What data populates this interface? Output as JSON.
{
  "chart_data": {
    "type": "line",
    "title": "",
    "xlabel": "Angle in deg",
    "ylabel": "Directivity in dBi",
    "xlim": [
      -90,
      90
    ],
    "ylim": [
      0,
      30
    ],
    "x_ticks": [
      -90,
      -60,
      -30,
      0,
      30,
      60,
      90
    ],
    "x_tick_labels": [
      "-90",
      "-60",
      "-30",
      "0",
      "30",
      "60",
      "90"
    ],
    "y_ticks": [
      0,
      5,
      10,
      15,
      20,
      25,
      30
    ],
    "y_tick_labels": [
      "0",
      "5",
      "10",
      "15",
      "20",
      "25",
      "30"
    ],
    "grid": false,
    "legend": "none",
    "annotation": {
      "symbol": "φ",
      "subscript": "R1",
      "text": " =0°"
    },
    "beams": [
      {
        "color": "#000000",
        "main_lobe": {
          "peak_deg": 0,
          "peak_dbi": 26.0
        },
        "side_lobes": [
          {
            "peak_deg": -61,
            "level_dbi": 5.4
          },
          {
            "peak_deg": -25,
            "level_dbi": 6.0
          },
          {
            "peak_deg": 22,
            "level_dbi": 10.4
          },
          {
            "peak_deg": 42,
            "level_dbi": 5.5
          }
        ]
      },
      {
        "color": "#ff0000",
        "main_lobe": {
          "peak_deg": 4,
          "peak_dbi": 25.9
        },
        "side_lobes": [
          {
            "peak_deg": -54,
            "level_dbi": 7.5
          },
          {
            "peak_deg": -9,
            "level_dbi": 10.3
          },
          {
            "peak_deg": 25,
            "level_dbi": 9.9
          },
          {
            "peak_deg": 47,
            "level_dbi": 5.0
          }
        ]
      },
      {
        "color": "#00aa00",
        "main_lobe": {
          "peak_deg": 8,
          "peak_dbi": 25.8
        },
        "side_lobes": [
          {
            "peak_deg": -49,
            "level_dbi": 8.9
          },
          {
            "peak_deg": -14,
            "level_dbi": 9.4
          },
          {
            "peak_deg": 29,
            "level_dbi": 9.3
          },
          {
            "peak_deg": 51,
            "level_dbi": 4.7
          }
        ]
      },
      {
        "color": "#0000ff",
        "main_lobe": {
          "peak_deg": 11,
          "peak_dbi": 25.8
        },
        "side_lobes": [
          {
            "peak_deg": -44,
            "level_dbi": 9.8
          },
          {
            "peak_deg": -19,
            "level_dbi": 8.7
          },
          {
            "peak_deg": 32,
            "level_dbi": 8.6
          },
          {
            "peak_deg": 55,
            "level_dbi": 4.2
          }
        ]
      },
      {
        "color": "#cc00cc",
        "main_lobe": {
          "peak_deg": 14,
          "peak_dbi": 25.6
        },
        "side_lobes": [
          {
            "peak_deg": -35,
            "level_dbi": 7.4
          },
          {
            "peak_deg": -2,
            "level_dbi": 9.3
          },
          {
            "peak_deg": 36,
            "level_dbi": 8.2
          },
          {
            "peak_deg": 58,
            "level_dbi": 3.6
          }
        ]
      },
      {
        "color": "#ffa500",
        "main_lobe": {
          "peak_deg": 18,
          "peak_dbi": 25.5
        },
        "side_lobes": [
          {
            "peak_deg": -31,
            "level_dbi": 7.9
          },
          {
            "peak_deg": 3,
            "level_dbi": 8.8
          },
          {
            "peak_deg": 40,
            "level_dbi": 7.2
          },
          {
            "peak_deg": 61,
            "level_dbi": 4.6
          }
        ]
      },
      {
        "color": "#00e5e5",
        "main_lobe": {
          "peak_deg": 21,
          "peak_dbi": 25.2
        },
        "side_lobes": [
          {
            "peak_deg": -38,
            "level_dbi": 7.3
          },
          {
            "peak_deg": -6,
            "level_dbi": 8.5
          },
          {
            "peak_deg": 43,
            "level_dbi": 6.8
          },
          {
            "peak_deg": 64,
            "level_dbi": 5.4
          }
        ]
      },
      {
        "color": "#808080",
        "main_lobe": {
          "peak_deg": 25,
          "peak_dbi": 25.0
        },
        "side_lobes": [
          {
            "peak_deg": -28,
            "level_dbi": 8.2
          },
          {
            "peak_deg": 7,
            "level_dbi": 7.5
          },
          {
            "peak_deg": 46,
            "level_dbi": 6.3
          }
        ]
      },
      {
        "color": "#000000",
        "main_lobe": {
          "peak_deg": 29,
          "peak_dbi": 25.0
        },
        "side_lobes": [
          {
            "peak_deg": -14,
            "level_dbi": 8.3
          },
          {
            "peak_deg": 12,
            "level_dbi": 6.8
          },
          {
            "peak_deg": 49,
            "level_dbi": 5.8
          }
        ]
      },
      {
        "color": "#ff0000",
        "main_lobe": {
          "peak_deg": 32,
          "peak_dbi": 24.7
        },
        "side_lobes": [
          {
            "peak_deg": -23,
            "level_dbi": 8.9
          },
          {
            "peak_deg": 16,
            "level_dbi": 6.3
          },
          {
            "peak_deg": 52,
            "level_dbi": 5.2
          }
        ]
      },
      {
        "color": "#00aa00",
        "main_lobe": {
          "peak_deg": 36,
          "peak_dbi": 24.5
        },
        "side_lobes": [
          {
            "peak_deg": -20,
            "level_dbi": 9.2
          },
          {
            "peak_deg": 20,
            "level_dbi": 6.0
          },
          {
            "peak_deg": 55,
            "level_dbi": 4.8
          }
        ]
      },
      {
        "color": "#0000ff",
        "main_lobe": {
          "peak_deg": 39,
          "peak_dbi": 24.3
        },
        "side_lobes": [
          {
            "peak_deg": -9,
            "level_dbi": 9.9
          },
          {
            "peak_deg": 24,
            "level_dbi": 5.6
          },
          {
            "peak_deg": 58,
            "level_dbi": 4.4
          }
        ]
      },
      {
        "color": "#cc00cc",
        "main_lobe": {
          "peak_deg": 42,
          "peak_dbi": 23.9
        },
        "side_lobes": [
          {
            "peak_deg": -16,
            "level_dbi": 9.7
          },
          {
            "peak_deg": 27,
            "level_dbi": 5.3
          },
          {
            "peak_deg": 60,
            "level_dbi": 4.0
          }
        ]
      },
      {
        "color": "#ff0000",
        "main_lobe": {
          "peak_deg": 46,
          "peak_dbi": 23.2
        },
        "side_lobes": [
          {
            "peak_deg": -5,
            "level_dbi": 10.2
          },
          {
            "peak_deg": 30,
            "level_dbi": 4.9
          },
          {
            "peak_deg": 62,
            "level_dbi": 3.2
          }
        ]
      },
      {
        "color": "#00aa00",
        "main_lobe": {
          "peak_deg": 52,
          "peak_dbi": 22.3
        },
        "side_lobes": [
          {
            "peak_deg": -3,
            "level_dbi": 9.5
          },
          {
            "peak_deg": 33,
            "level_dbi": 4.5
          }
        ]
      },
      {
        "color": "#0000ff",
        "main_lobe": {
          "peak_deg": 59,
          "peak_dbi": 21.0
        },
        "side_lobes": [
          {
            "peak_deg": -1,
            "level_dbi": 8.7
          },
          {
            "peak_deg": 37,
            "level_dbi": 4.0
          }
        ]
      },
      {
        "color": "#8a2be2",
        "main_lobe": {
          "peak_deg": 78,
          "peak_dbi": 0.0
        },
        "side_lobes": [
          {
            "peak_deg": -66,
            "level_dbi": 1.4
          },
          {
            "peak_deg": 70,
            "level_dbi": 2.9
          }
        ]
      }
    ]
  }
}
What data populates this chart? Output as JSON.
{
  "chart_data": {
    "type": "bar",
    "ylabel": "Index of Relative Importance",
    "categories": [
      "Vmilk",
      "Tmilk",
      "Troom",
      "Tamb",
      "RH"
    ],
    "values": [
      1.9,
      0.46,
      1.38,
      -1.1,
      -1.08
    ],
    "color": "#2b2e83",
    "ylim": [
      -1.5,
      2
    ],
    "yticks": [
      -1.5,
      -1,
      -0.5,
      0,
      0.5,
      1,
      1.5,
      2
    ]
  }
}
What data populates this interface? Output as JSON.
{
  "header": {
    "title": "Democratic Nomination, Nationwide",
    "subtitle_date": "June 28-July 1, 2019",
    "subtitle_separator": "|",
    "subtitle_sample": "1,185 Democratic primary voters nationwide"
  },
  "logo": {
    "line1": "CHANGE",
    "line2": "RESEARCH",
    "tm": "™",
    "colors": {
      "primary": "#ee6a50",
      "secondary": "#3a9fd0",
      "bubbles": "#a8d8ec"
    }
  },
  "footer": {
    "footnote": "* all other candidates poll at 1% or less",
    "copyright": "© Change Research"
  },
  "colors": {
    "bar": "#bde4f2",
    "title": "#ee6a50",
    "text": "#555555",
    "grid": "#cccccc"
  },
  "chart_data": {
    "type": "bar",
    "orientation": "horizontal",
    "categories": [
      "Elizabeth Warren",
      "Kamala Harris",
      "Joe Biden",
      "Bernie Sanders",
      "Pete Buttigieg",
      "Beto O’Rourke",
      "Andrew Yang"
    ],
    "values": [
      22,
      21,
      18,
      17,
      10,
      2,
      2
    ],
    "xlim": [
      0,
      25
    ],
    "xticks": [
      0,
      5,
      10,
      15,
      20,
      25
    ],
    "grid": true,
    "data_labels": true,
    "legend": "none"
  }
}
......
■ Stated exercise ■
From the line holding "What data populates this chart?" to the last line of the records, quote each line exactly and add nothing.

■ Output for this exercise ■
What data populates this chart? Output as JSON.
{
  "chart_data": {
    "type": "bar",
    "ylabel": "Index of Relative Importance",
    "categories": [
      "Vmilk",
      "Tmilk",
      "Troom",
      "Tamb",
      "RH"
    ],
    "values": [
      1.9,
      0.46,
      1.38,
      -1.1,
      -1.08
    ],
    "color": "#2b2e83",
    "ylim": [
      -1.5,
      2
    ],
    "yticks": [
      -1.5,
      -1,
      -0.5,
      0,
      0.5,
      1,
      1.5,
      2
    ]
  }
}
What data populates this interface? Output as JSON.
{
  "header": {
    "title": "Democratic Nomination, Nationwide",
    "subtitle_date": "June 28-July 1, 2019",
    "subtitle_separator": "|",
    "subtitle_sample": "1,185 Democratic primary voters nationwide"
  },
  "logo": {
    "line1": "CHANGE",
    "line2": "RESEARCH",
    "tm": "™",
    "colors": {
      "primary": "#ee6a50",
      "secondary": "#3a9fd0",
      "bubbles": "#a8d8ec"
    }
  },
  "footer": {
    "footnote": "* all other candidates poll at 1% or less",
    "copyright": "© Change Research"
  },
  "colors": {
    "bar": "#bde4f2",
    "title": "#ee6a50",
    "text": "#555555",
    "grid": "#cccccc"
  },
  "chart_data": {
    "type": "bar",
    "orientation": "horizontal",
    "categories": [
      "Elizabeth Warren",
      "Kamala Harris",
      "Joe Biden",
      "Bernie Sanders",
      "Pete Buttigieg",
      "Beto O’Rourke",
      "Andrew Yang"
    ],
    "values": [
      22,
      21,
      18,
      17,
      10,
      2,
      2
    ],
    "xlim": [
      0,
      25
    ],
    "xticks": [
      0,
      5,
      10,
      15,
      20,
      25
    ],
    "grid": true,
    "data_labels": true,
    "legend": "none"
  }
}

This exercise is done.